(EXERCISE INSTRUCTIONS):
Copy all the entries word for word, but omit the pictures.

(DATASET EXTRACT):

## Begin

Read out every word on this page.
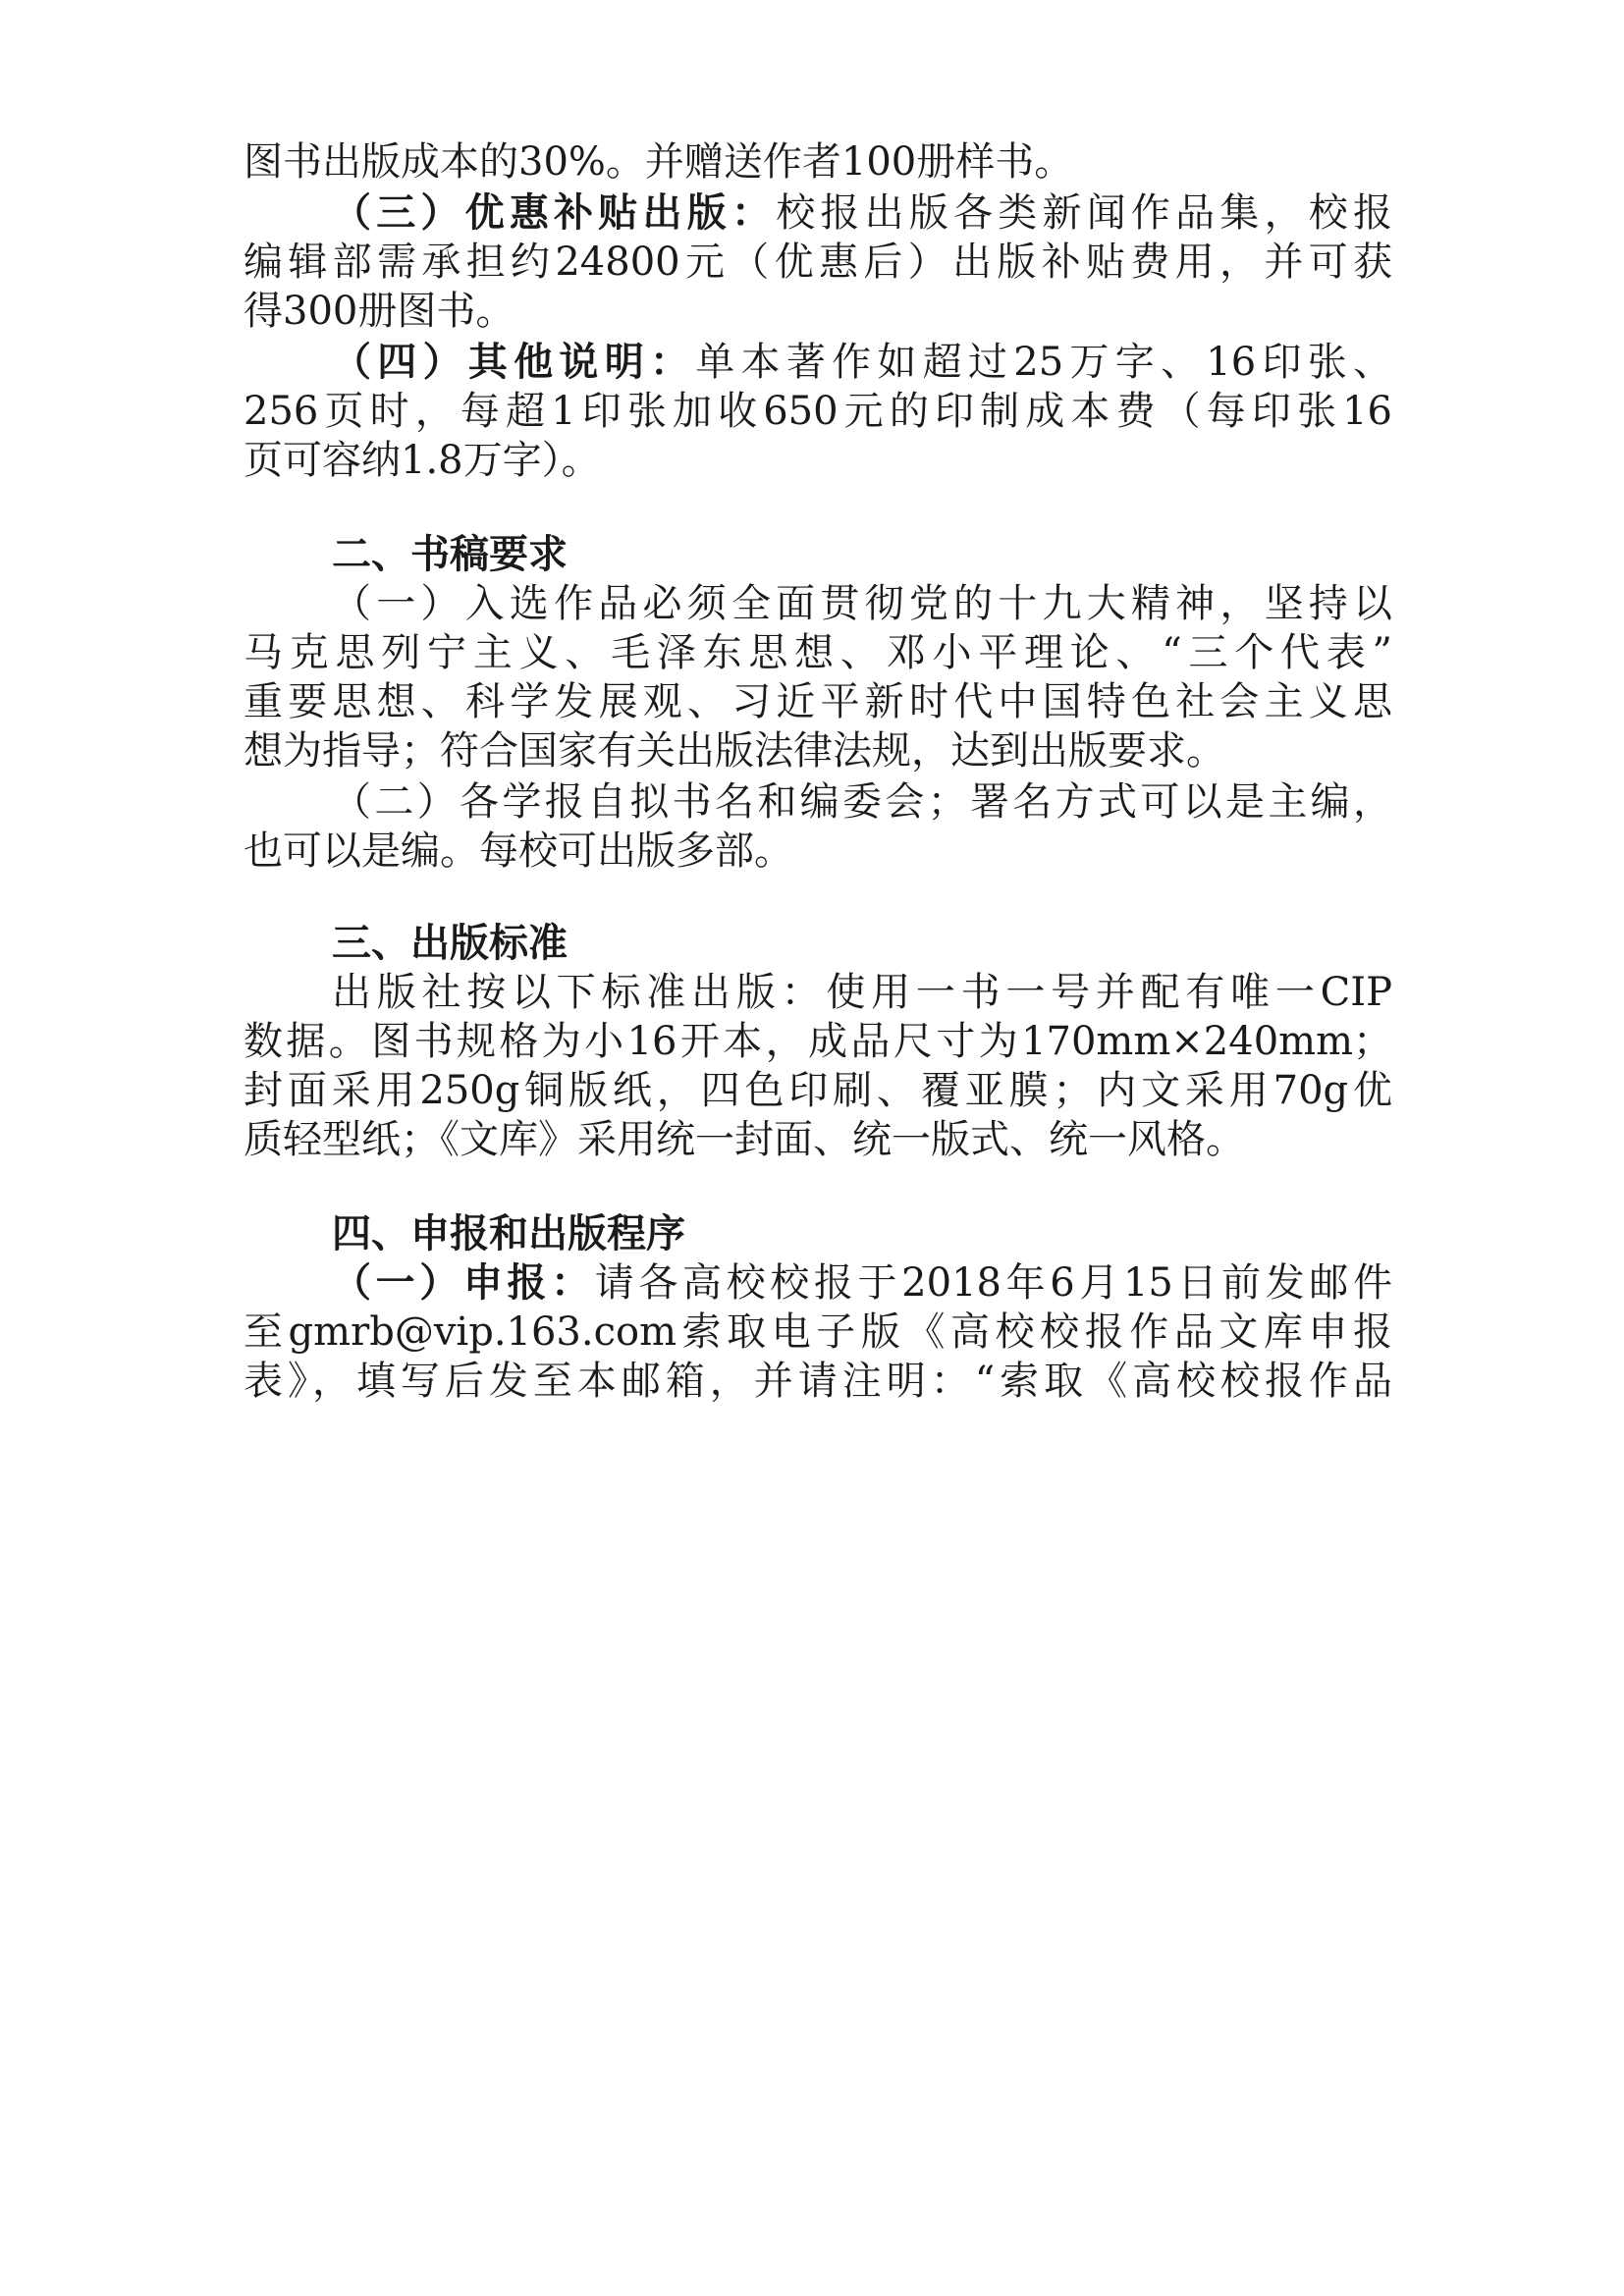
图书出版成本的30%。并赠送作者100册样书。
（三）优惠补贴出版：校报出版各类新闻作品集，校报
编辑部需承担约24800元（优惠后）出版补贴费用，并可获
得300册图书。
（四）其他说明：单本著作如超过25万字、16印张、
256页时，每超1印张加收650元的印制成本费（每印张16
页可容纳1.8万字）。
二、书稿要求
（一）入选作品必须全面贯彻党的十九大精神，坚持以
马克思列宁主义、毛泽东思想、邓小平理论、“三个代表”
重要思想、科学发展观、习近平新时代中国特色社会主义思
想为指导；符合国家有关出版法律法规，达到出版要求。
（二）各学报自拟书名和编委会；署名方式可以是主编，
也可以是编。每校可出版多部。
三、出版标准
出版社按以下标准出版：使用一书一号并配有唯一CIP
数据。图书规格为小16开本，成品尺寸为170mm×240mm；
封面采用250g铜版纸，四色印刷、覆亚膜；内文采用70g优
质轻型纸；《文库》采用统一封面、统一版式、统一风格。
四、申报和出版程序
（一）申报：请各高校校报于2018年6月15日前发邮件
至gmrb@vip.163.com索取电子版《高校校报作品文库申报
表》，填写后发至本邮箱，并请注明：“索取《高校校报作品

## End

(SOLUTION BELOW):
Read out every word on this page.
图书出版成本的30%。并赠送作者100册样书。
（三）优惠补贴出版：校报出版各类新闻作品集，校报
编辑部需承担约24800元（优惠后）出版补贴费用，并可获
得300册图书。
（四）其他说明：单本著作如超过25万字、16印张、
256页时，每超1印张加收650元的印制成本费（每印张16
页可容纳1.8万字）。
二、书稿要求
（一）入选作品必须全面贯彻党的十九大精神，坚持以
马克思列宁主义、毛泽东思想、邓小平理论、“三个代表”
重要思想、科学发展观、习近平新时代中国特色社会主义思
想为指导；符合国家有关出版法律法规，达到出版要求。
（二）各学报自拟书名和编委会；署名方式可以是主编，
也可以是编。每校可出版多部。
三、出版标准
出版社按以下标准出版：使用一书一号并配有唯一CIP
数据。图书规格为小16开本，成品尺寸为170mm×240mm；
封面采用250g铜版纸，四色印刷、覆亚膜；内文采用70g优
质轻型纸；《文库》采用统一封面、统一版式、统一风格。
四、申报和出版程序
（一）申报：请各高校校报于2018年6月15日前发邮件
至gmrb@vip.163.com索取电子版《高校校报作品文库申报
表》，填写后发至本邮箱，并请注明：“索取《高校校报作品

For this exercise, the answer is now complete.